(Task goal)
Gather each line in the entries that includes the string "JSON".

Entries from a dataset
►

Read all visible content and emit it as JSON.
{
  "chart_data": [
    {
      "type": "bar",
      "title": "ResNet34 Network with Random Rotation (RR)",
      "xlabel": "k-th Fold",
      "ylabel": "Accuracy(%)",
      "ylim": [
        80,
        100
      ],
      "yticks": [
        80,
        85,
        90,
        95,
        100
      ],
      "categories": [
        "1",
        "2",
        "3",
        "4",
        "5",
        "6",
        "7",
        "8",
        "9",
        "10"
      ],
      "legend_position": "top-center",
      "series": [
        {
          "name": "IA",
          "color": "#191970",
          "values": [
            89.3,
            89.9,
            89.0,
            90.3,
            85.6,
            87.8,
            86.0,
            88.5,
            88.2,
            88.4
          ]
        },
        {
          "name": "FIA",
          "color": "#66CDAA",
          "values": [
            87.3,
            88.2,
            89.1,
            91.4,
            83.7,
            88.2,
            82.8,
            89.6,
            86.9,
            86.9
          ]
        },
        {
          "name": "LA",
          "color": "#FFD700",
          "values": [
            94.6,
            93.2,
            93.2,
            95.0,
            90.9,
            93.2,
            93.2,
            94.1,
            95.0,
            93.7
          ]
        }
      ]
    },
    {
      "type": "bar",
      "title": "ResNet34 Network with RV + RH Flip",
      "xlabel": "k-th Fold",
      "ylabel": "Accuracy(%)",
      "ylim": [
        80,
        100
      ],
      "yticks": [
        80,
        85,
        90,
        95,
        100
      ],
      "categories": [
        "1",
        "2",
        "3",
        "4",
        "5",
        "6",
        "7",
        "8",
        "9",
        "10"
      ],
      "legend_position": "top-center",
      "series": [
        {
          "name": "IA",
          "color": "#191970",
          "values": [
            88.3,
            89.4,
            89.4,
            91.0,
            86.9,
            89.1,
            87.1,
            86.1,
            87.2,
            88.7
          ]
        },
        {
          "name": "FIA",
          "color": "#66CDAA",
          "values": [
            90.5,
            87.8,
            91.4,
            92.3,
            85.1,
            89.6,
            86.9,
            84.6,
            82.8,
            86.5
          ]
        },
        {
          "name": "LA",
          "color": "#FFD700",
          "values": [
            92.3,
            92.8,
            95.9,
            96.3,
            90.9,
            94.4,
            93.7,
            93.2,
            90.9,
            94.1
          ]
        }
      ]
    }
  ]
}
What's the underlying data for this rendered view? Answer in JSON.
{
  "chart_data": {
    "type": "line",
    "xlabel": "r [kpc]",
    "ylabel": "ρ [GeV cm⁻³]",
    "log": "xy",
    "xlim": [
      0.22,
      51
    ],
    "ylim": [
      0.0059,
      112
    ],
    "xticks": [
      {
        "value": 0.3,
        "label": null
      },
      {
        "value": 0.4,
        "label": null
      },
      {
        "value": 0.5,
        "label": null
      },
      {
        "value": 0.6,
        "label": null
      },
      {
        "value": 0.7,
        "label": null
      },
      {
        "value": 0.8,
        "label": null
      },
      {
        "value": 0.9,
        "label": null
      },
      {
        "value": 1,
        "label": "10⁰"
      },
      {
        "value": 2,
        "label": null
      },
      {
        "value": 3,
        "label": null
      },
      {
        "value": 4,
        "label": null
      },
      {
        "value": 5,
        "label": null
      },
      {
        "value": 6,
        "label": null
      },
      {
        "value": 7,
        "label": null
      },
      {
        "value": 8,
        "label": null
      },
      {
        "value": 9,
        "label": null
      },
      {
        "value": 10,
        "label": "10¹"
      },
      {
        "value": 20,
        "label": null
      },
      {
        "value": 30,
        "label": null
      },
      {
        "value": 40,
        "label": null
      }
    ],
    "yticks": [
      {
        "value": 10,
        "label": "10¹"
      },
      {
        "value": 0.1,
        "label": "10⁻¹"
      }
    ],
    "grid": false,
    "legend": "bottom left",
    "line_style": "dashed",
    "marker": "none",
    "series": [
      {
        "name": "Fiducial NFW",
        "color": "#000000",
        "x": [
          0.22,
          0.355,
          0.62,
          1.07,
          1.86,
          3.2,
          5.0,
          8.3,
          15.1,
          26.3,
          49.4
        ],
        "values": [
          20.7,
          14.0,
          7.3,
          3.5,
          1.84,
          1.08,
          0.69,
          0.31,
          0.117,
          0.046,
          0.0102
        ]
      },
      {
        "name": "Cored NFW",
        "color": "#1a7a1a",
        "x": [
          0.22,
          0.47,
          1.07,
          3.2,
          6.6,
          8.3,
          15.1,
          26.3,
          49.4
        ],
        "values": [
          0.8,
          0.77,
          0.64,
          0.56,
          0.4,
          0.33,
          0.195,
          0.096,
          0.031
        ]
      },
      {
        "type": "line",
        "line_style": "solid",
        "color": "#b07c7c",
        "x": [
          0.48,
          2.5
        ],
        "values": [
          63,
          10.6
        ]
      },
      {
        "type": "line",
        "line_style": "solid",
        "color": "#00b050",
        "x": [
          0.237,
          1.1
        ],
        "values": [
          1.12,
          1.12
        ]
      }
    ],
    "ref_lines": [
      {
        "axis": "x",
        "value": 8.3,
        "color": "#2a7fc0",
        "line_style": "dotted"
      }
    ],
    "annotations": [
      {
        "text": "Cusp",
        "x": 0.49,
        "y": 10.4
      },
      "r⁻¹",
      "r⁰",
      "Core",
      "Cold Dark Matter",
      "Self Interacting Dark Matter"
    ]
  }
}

◄

(The solution)
Read all visible content and emit it as JSON.
What's the underlying data for this rendered view? Answer in JSON.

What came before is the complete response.